— Start Records —

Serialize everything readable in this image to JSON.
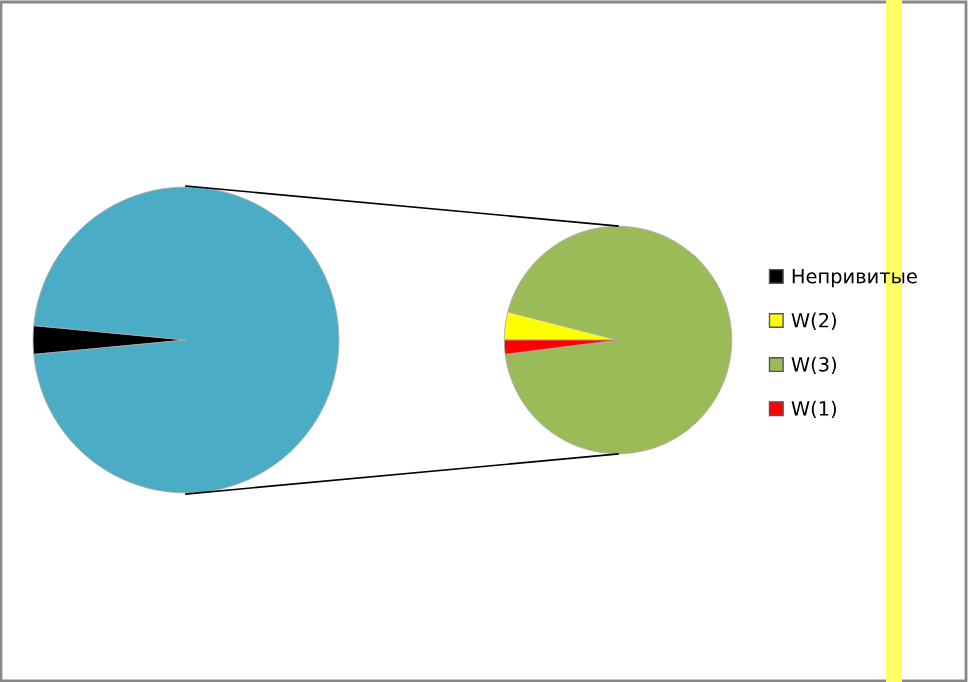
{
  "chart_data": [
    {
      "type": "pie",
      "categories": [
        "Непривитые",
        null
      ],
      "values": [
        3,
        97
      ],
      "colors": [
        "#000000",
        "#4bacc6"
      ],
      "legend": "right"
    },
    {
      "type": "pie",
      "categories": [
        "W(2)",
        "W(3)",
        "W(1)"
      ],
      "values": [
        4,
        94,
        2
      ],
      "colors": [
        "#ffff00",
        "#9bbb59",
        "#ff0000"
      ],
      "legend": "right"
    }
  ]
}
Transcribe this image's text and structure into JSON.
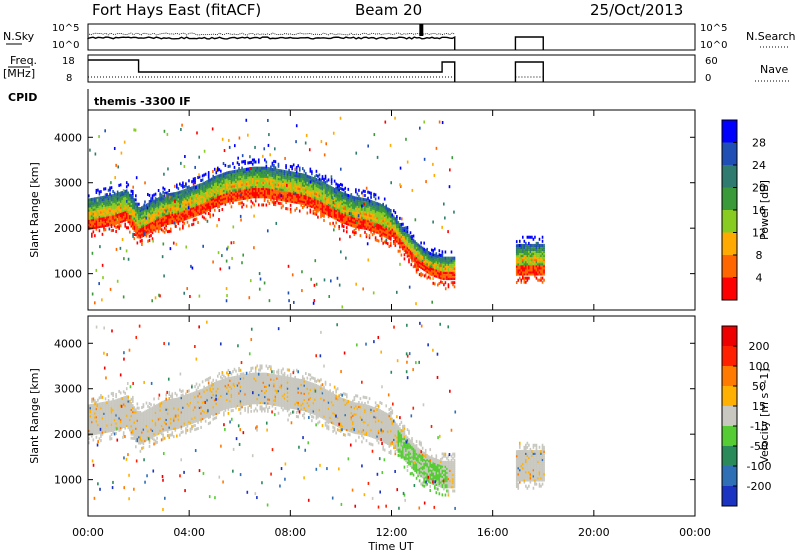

— End Records —
— Start Records —

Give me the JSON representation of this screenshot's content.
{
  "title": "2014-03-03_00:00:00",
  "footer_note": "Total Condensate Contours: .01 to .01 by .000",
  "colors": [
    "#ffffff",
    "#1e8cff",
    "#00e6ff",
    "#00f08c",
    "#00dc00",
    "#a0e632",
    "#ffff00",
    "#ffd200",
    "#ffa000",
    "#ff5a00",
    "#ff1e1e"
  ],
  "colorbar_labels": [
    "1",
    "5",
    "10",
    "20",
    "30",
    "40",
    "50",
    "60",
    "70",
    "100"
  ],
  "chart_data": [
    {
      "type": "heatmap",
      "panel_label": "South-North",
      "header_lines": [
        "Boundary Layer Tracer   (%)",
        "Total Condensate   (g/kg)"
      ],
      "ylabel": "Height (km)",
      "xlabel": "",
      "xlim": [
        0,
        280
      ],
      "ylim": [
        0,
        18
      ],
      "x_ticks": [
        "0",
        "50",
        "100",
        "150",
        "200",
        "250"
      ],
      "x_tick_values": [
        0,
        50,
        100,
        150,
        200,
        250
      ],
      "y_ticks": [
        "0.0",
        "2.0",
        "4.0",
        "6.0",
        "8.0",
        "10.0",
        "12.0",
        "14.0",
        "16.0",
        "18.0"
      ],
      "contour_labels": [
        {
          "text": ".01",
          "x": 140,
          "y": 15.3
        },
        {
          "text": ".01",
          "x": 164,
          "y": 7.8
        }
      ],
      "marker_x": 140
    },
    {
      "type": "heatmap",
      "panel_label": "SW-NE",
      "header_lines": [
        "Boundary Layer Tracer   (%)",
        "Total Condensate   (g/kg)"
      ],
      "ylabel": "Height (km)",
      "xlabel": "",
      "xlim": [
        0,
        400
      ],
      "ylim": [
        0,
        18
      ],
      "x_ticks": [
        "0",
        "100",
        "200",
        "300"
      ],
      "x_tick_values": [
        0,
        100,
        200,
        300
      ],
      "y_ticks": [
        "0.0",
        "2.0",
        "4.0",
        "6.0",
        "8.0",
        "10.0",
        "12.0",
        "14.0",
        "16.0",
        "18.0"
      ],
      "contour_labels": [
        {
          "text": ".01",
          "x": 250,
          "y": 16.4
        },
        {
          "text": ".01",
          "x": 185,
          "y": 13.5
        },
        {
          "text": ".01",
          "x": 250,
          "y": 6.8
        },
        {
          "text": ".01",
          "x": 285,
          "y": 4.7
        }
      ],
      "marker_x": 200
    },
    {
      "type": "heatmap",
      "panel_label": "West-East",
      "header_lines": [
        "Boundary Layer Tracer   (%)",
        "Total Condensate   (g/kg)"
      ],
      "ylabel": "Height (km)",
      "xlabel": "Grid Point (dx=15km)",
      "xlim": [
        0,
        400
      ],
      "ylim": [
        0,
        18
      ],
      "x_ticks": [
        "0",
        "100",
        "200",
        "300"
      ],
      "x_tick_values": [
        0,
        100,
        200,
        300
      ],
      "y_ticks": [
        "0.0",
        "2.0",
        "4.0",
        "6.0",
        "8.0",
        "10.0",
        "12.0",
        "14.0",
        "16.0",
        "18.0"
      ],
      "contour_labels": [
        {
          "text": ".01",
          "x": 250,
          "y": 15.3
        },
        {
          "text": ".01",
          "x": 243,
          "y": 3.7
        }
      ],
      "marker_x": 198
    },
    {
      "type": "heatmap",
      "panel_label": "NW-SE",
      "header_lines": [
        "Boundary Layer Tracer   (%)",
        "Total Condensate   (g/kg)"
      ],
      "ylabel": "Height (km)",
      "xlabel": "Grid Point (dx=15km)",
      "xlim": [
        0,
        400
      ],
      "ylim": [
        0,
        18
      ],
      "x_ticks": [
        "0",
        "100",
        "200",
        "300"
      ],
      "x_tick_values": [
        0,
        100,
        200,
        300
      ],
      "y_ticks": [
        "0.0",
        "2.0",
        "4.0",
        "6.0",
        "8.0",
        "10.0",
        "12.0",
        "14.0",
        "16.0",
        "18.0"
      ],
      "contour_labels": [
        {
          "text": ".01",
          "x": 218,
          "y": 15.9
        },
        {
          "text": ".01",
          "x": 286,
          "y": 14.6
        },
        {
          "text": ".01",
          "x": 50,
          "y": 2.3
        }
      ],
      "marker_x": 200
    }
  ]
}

— End Records —

• **What to produce**: Nothing but the lines from the one containing "Serialize everything readable" through the one containing "Transcribe this image's" should be written out, exactly and with both ends. Pictures are left out.

• **Result below**:
Serialize everything readable in this image to JSON.
{
  "chart_data": [
    {
      "type": "pie",
      "categories": [
        "Непривитые",
        null
      ],
      "values": [
        3,
        97
      ],
      "colors": [
        "#000000",
        "#4bacc6"
      ],
      "legend": "right"
    },
    {
      "type": "pie",
      "categories": [
        "W(2)",
        "W(3)",
        "W(1)"
      ],
      "values": [
        4,
        94,
        2
      ],
      "colors": [
        "#ffff00",
        "#9bbb59",
        "#ff0000"
      ],
      "legend": "right"
    }
  ]
}
Transcribe this image's text and structure into JSON.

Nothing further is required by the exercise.